• [EXERCISE]:
Quote the lines below exactly, from the one that holds "Convert this document image to plain text." through the final line of the records, and only those.

• [LISTING]:
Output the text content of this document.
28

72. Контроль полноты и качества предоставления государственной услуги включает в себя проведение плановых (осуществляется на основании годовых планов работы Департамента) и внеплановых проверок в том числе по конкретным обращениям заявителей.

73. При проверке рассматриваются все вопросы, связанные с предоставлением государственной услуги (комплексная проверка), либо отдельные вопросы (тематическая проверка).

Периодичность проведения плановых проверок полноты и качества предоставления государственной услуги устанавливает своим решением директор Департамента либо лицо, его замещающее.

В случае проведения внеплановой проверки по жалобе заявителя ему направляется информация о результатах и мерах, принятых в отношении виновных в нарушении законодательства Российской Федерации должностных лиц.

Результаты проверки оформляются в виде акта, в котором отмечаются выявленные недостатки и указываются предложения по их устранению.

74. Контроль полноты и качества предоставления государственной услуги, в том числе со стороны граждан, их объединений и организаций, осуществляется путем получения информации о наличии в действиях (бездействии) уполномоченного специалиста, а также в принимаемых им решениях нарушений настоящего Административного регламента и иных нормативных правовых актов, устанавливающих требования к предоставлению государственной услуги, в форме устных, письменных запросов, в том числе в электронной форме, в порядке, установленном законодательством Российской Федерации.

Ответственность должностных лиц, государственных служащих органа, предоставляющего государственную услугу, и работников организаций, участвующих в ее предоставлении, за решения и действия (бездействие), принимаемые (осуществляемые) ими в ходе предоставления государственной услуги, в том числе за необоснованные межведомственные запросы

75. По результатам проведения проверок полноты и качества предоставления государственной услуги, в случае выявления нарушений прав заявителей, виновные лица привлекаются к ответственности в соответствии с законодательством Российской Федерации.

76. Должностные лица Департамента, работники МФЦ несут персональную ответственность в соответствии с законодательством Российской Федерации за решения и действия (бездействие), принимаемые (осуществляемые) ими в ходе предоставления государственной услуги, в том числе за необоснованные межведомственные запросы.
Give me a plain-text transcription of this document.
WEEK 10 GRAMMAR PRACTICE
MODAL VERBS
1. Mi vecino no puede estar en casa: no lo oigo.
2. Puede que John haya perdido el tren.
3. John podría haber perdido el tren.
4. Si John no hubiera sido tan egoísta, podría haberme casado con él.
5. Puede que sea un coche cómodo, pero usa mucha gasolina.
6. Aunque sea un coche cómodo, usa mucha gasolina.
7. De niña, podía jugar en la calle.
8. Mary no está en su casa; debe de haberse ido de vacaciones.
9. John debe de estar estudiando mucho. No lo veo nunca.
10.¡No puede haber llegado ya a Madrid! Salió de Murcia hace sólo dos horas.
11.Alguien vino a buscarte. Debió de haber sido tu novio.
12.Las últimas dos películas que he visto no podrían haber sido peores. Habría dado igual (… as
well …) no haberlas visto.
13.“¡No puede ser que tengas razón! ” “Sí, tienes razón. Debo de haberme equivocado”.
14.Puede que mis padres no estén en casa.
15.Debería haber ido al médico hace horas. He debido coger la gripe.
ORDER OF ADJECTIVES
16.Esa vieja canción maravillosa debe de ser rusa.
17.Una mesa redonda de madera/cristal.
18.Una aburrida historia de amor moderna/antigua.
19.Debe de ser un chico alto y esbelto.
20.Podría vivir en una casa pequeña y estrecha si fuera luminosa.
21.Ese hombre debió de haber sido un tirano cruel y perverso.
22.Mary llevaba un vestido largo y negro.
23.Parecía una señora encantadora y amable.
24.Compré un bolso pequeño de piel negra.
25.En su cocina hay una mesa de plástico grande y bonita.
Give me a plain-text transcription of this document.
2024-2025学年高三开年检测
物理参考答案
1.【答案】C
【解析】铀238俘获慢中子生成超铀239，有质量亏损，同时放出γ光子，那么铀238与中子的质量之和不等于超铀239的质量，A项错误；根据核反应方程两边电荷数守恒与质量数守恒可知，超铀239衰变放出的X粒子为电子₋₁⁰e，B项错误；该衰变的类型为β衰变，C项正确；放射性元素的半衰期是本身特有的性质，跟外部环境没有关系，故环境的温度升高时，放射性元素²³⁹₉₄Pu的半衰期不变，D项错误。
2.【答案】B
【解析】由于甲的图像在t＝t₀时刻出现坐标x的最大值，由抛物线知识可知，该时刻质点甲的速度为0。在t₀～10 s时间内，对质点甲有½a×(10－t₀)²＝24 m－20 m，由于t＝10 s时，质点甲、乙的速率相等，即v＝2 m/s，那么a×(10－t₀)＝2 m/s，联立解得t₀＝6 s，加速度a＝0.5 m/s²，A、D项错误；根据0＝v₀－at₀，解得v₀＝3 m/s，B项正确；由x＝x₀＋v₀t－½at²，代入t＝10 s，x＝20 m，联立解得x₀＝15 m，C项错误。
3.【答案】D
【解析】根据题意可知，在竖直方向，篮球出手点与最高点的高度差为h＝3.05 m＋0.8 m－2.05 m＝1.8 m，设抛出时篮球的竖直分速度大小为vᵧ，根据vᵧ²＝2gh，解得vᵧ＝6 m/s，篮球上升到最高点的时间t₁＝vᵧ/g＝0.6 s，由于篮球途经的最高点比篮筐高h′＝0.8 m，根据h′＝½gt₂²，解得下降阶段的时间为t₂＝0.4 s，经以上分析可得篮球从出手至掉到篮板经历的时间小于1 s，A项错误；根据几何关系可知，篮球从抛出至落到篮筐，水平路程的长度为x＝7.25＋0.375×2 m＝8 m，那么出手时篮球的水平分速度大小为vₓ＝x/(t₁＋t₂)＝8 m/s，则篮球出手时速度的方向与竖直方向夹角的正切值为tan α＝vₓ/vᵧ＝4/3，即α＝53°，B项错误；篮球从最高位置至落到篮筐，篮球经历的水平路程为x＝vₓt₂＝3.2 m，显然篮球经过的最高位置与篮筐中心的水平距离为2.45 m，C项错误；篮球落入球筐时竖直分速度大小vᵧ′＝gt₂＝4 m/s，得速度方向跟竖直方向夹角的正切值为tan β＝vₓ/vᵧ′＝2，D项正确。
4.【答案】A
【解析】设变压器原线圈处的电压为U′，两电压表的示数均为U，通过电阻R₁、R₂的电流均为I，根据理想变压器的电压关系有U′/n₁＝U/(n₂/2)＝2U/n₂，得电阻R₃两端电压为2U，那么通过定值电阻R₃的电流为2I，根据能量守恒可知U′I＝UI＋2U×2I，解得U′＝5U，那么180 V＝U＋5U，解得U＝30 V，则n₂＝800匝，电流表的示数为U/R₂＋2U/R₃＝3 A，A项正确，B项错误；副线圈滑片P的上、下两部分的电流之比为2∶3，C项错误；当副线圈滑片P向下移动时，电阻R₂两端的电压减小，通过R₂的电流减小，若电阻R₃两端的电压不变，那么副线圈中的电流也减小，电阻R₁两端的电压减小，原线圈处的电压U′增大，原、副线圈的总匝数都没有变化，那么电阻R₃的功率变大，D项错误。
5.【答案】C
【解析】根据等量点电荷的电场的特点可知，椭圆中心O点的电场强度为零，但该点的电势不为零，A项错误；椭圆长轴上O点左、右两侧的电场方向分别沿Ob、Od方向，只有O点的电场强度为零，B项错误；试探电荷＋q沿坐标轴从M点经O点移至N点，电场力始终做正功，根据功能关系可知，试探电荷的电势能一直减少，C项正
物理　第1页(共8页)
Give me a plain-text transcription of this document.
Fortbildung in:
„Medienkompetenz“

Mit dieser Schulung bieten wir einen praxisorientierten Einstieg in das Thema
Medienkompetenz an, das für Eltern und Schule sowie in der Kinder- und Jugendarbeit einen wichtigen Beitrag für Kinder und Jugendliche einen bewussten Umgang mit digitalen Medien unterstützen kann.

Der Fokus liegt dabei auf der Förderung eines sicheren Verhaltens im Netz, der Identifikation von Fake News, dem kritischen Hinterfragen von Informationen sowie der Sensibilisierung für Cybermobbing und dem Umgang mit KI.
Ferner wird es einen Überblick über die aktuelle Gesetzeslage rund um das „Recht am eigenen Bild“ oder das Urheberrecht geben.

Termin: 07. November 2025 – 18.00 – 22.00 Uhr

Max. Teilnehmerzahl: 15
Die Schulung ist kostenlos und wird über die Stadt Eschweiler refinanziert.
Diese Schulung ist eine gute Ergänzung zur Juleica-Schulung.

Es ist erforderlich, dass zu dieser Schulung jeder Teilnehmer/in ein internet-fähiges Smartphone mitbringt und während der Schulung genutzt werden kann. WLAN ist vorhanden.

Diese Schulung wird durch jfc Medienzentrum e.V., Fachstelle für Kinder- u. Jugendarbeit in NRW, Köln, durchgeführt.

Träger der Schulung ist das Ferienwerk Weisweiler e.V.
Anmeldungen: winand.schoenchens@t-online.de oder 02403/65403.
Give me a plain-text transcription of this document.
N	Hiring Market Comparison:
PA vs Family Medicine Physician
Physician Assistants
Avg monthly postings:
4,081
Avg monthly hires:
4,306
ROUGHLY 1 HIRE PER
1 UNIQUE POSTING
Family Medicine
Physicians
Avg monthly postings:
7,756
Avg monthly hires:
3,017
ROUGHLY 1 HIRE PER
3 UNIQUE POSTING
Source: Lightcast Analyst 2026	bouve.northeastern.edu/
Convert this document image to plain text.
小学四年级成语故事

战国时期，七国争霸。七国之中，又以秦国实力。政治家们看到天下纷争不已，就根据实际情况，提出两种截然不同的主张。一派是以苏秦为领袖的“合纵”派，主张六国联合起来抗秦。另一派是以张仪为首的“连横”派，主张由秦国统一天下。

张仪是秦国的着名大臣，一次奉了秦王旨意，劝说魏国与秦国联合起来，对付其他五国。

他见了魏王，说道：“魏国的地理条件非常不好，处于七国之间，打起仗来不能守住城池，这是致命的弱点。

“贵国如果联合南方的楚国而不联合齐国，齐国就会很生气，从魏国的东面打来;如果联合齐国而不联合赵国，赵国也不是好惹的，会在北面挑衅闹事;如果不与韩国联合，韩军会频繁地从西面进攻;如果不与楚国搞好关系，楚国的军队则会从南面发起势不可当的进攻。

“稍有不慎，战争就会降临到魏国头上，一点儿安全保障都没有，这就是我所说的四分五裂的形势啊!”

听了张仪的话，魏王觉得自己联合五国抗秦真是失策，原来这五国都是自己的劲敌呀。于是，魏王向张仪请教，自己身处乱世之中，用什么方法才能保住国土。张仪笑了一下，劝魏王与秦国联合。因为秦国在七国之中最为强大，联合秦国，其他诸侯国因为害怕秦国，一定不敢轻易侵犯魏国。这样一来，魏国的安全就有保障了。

• [CORRECT RESULT]:
Convert this document image to plain text.
小学四年级成语故事

战国时期，七国争霸。七国之中，又以秦国实力。政治家们看到天下纷争不已，就根据实际情况，提出两种截然不同的主张。一派是以苏秦为领袖的“合纵”派，主张六国联合起来抗秦。另一派是以张仪为首的“连横”派，主张由秦国统一天下。

张仪是秦国的着名大臣，一次奉了秦王旨意，劝说魏国与秦国联合起来，对付其他五国。

他见了魏王，说道：“魏国的地理条件非常不好，处于七国之间，打起仗来不能守住城池，这是致命的弱点。

“贵国如果联合南方的楚国而不联合齐国，齐国就会很生气，从魏国的东面打来;如果联合齐国而不联合赵国，赵国也不是好惹的，会在北面挑衅闹事;如果不与韩国联合，韩军会频繁地从西面进攻;如果不与楚国搞好关系，楚国的军队则会从南面发起势不可当的进攻。

“稍有不慎，战争就会降临到魏国头上，一点儿安全保障都没有，这就是我所说的四分五裂的形势啊!”

听了张仪的话，魏王觉得自己联合五国抗秦真是失策，原来这五国都是自己的劲敌呀。于是，魏王向张仪请教，自己身处乱世之中，用什么方法才能保住国土。张仪笑了一下，劝魏王与秦国联合。因为秦国在七国之中最为强大，联合秦国，其他诸侯国因为害怕秦国，一定不敢轻易侵犯魏国。这样一来，魏国的安全就有保障了。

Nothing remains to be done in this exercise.